_DESCRIPTION OF THE TASK_
Scan the listing that follows and report how many lines contain "כולל". Write the number alone.

_GIVEN INFORMATION_
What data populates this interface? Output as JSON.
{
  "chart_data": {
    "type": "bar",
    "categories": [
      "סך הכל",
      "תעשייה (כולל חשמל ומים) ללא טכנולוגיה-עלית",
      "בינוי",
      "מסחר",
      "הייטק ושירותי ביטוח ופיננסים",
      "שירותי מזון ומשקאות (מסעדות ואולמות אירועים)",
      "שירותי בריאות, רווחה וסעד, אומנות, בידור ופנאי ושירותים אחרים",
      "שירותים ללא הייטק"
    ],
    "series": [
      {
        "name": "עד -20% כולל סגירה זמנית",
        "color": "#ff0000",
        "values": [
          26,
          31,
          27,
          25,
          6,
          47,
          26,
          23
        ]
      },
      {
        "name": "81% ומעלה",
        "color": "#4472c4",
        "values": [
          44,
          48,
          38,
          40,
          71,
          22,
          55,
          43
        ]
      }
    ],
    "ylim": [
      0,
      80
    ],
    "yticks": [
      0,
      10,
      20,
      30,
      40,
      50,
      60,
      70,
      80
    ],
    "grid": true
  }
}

_TASK RESPONSE_
2